** Begin GIVEN RECORDS **
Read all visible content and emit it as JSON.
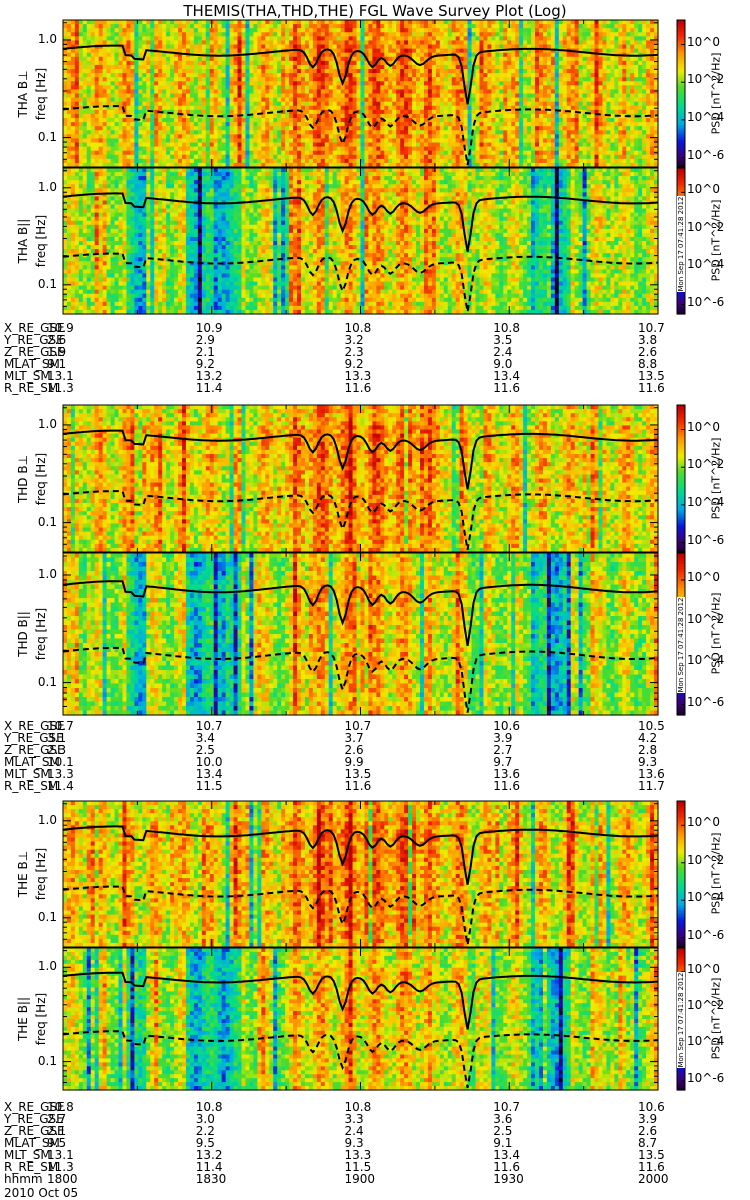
{
  "title": "THEMIS(THA,THD,THE) FGL Wave Survey Plot (Log)",
  "chart_data": {
    "type": "heatmap",
    "title": "THEMIS(THA,THD,THE) FGL Wave Survey Plot (Log)",
    "x_range": [
      "1800",
      "2000"
    ],
    "y_axis": {
      "scale": "log",
      "range": [
        0.05,
        1.6
      ],
      "ticks": [
        "1.0",
        "0.1"
      ],
      "label": "freq [Hz]"
    },
    "colorbar": {
      "scale": "log",
      "range": [
        1e-06,
        10
      ],
      "ticks": [
        "10^0",
        "10^-2",
        "10^-4",
        "10^-6"
      ],
      "label": "PSD [nT^2/Hz]"
    },
    "stamp": "Mon Sep 17 07:41:28 2012",
    "panels": [
      {
        "id": "THA B⊥",
        "ylabel_probe": "THA B⊥"
      },
      {
        "id": "THA B||",
        "ylabel_probe": "THA B||"
      },
      {
        "id": "THD B⊥",
        "ylabel_probe": "THD B⊥"
      },
      {
        "id": "THD B||",
        "ylabel_probe": "THD B||"
      },
      {
        "id": "THE B⊥",
        "ylabel_probe": "THE B⊥"
      },
      {
        "id": "THE B||",
        "ylabel_probe": "THE B||"
      }
    ],
    "orbit_blocks": [
      {
        "probe": "THA",
        "rows": [
          {
            "label": "X_RE_GSE",
            "values": [
              "10.9",
              "10.9",
              "10.8",
              "10.8",
              "10.7"
            ]
          },
          {
            "label": "Y_RE_GSE",
            "values": [
              "2.6",
              "2.9",
              "3.2",
              "3.5",
              "3.8"
            ]
          },
          {
            "label": "Z_RE_GSE",
            "values": [
              "1.9",
              "2.1",
              "2.3",
              "2.4",
              "2.6"
            ]
          },
          {
            "label": "MLAT_SM",
            "values": [
              "9.1",
              "9.2",
              "9.2",
              "9.0",
              "8.8"
            ]
          },
          {
            "label": "MLT_SM",
            "values": [
              "13.1",
              "13.2",
              "13.3",
              "13.4",
              "13.5"
            ]
          },
          {
            "label": "R_RE_SM",
            "values": [
              "11.3",
              "11.4",
              "11.6",
              "11.6",
              "11.6"
            ]
          }
        ]
      },
      {
        "probe": "THD",
        "rows": [
          {
            "label": "X_RE_GSE",
            "values": [
              "10.7",
              "10.7",
              "10.7",
              "10.6",
              "10.5"
            ]
          },
          {
            "label": "Y_RE_GSE",
            "values": [
              "3.1",
              "3.4",
              "3.7",
              "3.9",
              "4.2"
            ]
          },
          {
            "label": "Z_RE_GSE",
            "values": [
              "2.3",
              "2.5",
              "2.6",
              "2.7",
              "2.8"
            ]
          },
          {
            "label": "MLAT_SM",
            "values": [
              "10.1",
              "10.0",
              "9.9",
              "9.7",
              "9.3"
            ]
          },
          {
            "label": "MLT_SM",
            "values": [
              "13.3",
              "13.4",
              "13.5",
              "13.6",
              "13.6"
            ]
          },
          {
            "label": "R_RE_SM",
            "values": [
              "11.4",
              "11.5",
              "11.6",
              "11.6",
              "11.7"
            ]
          }
        ]
      },
      {
        "probe": "THE",
        "rows": [
          {
            "label": "X_RE_GSE",
            "values": [
              "10.8",
              "10.8",
              "10.8",
              "10.7",
              "10.6"
            ]
          },
          {
            "label": "Y_RE_GSE",
            "values": [
              "2.7",
              "3.0",
              "3.3",
              "3.6",
              "3.9"
            ]
          },
          {
            "label": "Z_RE_GSE",
            "values": [
              "2.1",
              "2.2",
              "2.4",
              "2.5",
              "2.6"
            ]
          },
          {
            "label": "MLAT_SM",
            "values": [
              "9.5",
              "9.5",
              "9.3",
              "9.1",
              "8.7"
            ]
          },
          {
            "label": "MLT_SM",
            "values": [
              "13.1",
              "13.2",
              "13.3",
              "13.4",
              "13.5"
            ]
          },
          {
            "label": "R_RE_SM",
            "values": [
              "11.3",
              "11.4",
              "11.5",
              "11.6",
              "11.6"
            ]
          },
          {
            "label": "hhmm",
            "values": [
              "1800",
              "1830",
              "1900",
              "1930",
              "2000"
            ]
          }
        ]
      }
    ],
    "date": "2010 Oct 05",
    "lines": {
      "solid": "upper characteristic frequency curve",
      "dashed": "lower characteristic frequency curve"
    }
  }
}
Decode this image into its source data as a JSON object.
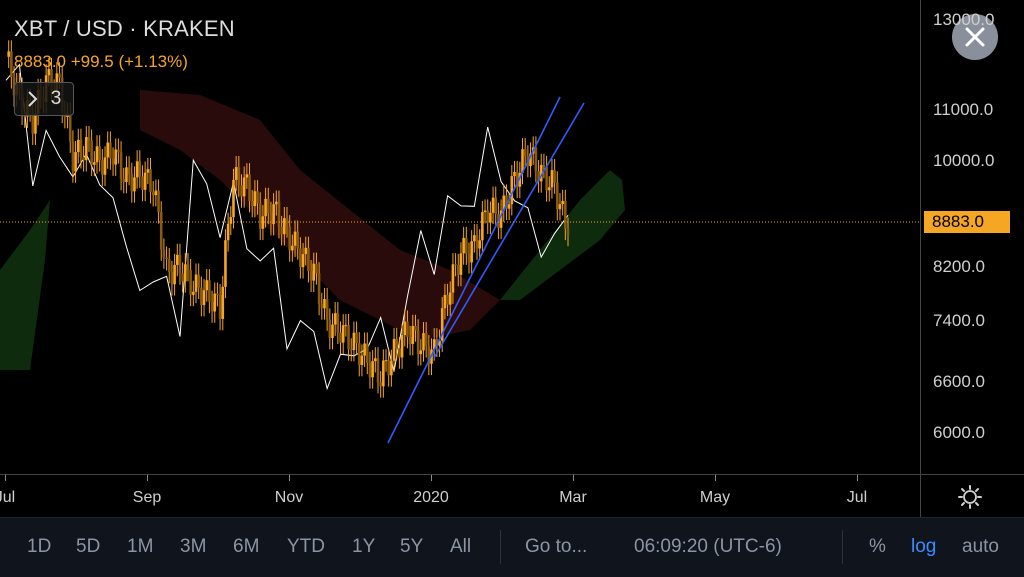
{
  "header": {
    "symbol_title": "XBT / USD · KRAKEN",
    "price_change": "8883.0 +99.5 (+1.13%)",
    "indicator_count": "3"
  },
  "price_axis": {
    "ticks": [
      "13000.0",
      "11000.0",
      "10000.0",
      "8200.0",
      "7400.0",
      "6600.0",
      "6000.0"
    ],
    "last_price": "8883.0"
  },
  "time_axis": {
    "labels": [
      "Jul",
      "Sep",
      "Nov",
      "2020",
      "Mar",
      "May",
      "Jul"
    ]
  },
  "bottom_bar": {
    "ranges": [
      "1D",
      "5D",
      "1M",
      "3M",
      "6M",
      "YTD",
      "1Y",
      "5Y",
      "All"
    ],
    "goto_label": "Go to...",
    "clock": "06:09:20 (UTC-6)",
    "percent_label": "%",
    "log_label": "log",
    "auto_label": "auto"
  },
  "colors": {
    "candle": "#f5a623",
    "compare_line": "#ffffff",
    "channel": "#2f5bff",
    "cloud_bull": "#103010",
    "cloud_bear": "#3a1010",
    "last_price_line": "#f5a623",
    "active_toggle": "#3d8bff"
  },
  "chart_data": {
    "type": "candlestick",
    "series": [
      {
        "name": "XBT / USD",
        "close_approx": [
          12200,
          11300,
          10900,
          11700,
          11600,
          10200,
          10400,
          10100,
          10300,
          9800,
          9900,
          9700,
          8300,
          8400,
          8100,
          8000,
          7800,
          9800,
          9700,
          9200,
          9300,
          8900,
          8600,
          8300,
          7600,
          7500,
          7300,
          7100,
          6900,
          7200,
          7500,
          7300,
          7200,
          8000,
          8600,
          8700,
          9300,
          9200,
          9800,
          10300,
          9900,
          9700,
          8883
        ]
      }
    ],
    "ylim": [
      5800,
      13500
    ],
    "log_scale": true,
    "last_price": 8883.0
  }
}
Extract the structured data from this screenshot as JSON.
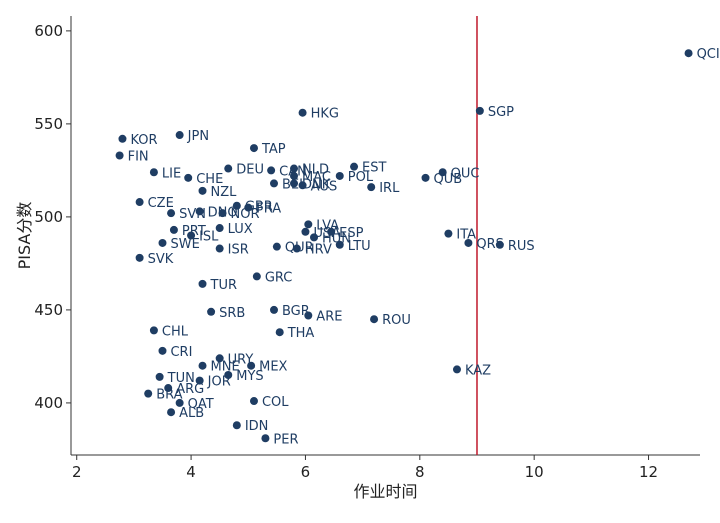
{
  "chart_data": {
    "type": "scatter",
    "title": "",
    "xlabel": "作业时间",
    "ylabel": "PISA分数",
    "xlim": [
      1.9,
      12.9
    ],
    "ylim": [
      372,
      608
    ],
    "xticks": [
      2,
      4,
      6,
      8,
      10,
      12
    ],
    "yticks": [
      400,
      450,
      500,
      550,
      600
    ],
    "refline_x": 9.0,
    "point_color": "#1f3d63",
    "refline_color": "#c0192b",
    "points": [
      {
        "label": "QCI",
        "x": 12.7,
        "y": 588
      },
      {
        "label": "SGP",
        "x": 9.05,
        "y": 557
      },
      {
        "label": "HKG",
        "x": 5.95,
        "y": 556
      },
      {
        "label": "JPN",
        "x": 3.8,
        "y": 544
      },
      {
        "label": "KOR",
        "x": 2.8,
        "y": 542
      },
      {
        "label": "TAP",
        "x": 5.1,
        "y": 537
      },
      {
        "label": "FIN",
        "x": 2.75,
        "y": 533
      },
      {
        "label": "EST",
        "x": 6.85,
        "y": 527
      },
      {
        "label": "DEU",
        "x": 4.65,
        "y": 526
      },
      {
        "label": "CAN",
        "x": 5.4,
        "y": 525
      },
      {
        "label": "NLD",
        "x": 5.8,
        "y": 526
      },
      {
        "label": "QUC",
        "x": 8.4,
        "y": 524
      },
      {
        "label": "LIE",
        "x": 3.35,
        "y": 524
      },
      {
        "label": "MAC",
        "x": 5.8,
        "y": 522
      },
      {
        "label": "POL",
        "x": 6.6,
        "y": 522
      },
      {
        "label": "QUB",
        "x": 8.1,
        "y": 521
      },
      {
        "label": "CHE",
        "x": 3.95,
        "y": 521
      },
      {
        "label": "BEL",
        "x": 5.45,
        "y": 518
      },
      {
        "label": "DNK",
        "x": 5.8,
        "y": 518
      },
      {
        "label": "AUS",
        "x": 5.95,
        "y": 517
      },
      {
        "label": "IRL",
        "x": 7.15,
        "y": 516
      },
      {
        "label": "NZL",
        "x": 4.2,
        "y": 514
      },
      {
        "label": "CZE",
        "x": 3.1,
        "y": 508
      },
      {
        "label": "GBR",
        "x": 4.8,
        "y": 506
      },
      {
        "label": "FRA",
        "x": 5.0,
        "y": 505
      },
      {
        "label": "SVN",
        "x": 3.65,
        "y": 502
      },
      {
        "label": "DNO",
        "x": 4.15,
        "y": 503
      },
      {
        "label": "NOR",
        "x": 4.55,
        "y": 502
      },
      {
        "label": "LVA",
        "x": 6.05,
        "y": 496
      },
      {
        "label": "LUX",
        "x": 4.5,
        "y": 494
      },
      {
        "label": "USA",
        "x": 6.0,
        "y": 492
      },
      {
        "label": "ESP",
        "x": 6.45,
        "y": 492
      },
      {
        "label": "PRT",
        "x": 3.7,
        "y": 493
      },
      {
        "label": "ITA",
        "x": 8.5,
        "y": 491
      },
      {
        "label": "ISL",
        "x": 4.0,
        "y": 490
      },
      {
        "label": "HUN",
        "x": 6.15,
        "y": 489
      },
      {
        "label": "SWE",
        "x": 3.5,
        "y": 486
      },
      {
        "label": "QRS",
        "x": 8.85,
        "y": 486
      },
      {
        "label": "LTU",
        "x": 6.6,
        "y": 485
      },
      {
        "label": "RUS",
        "x": 9.4,
        "y": 485
      },
      {
        "label": "ISR",
        "x": 4.5,
        "y": 483
      },
      {
        "label": "QUR",
        "x": 5.5,
        "y": 484
      },
      {
        "label": "HRV",
        "x": 5.85,
        "y": 483
      },
      {
        "label": "SVK",
        "x": 3.1,
        "y": 478
      },
      {
        "label": "GRC",
        "x": 5.15,
        "y": 468
      },
      {
        "label": "TUR",
        "x": 4.2,
        "y": 464
      },
      {
        "label": "BGR",
        "x": 5.45,
        "y": 450
      },
      {
        "label": "SRB",
        "x": 4.35,
        "y": 449
      },
      {
        "label": "ARE",
        "x": 6.05,
        "y": 447
      },
      {
        "label": "ROU",
        "x": 7.2,
        "y": 445
      },
      {
        "label": "CHL",
        "x": 3.35,
        "y": 439
      },
      {
        "label": "THA",
        "x": 5.55,
        "y": 438
      },
      {
        "label": "CRI",
        "x": 3.5,
        "y": 428
      },
      {
        "label": "URY",
        "x": 4.5,
        "y": 424
      },
      {
        "label": "MNE",
        "x": 4.2,
        "y": 420
      },
      {
        "label": "MEX",
        "x": 5.05,
        "y": 420
      },
      {
        "label": "KAZ",
        "x": 8.65,
        "y": 418
      },
      {
        "label": "TUN",
        "x": 3.45,
        "y": 414
      },
      {
        "label": "MYS",
        "x": 4.65,
        "y": 415
      },
      {
        "label": "JOR",
        "x": 4.15,
        "y": 412
      },
      {
        "label": "ARG",
        "x": 3.6,
        "y": 408
      },
      {
        "label": "BRA",
        "x": 3.25,
        "y": 405
      },
      {
        "label": "QAT",
        "x": 3.8,
        "y": 400
      },
      {
        "label": "COL",
        "x": 5.1,
        "y": 401
      },
      {
        "label": "ALB",
        "x": 3.65,
        "y": 395
      },
      {
        "label": "IDN",
        "x": 4.8,
        "y": 388
      },
      {
        "label": "PER",
        "x": 5.3,
        "y": 381
      }
    ]
  }
}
** End GIVEN RECORDS **
[SET TASK]:
In the listing above, count each line that holds the string "frequency". Give the number only.

[THE SOLUTION]:
2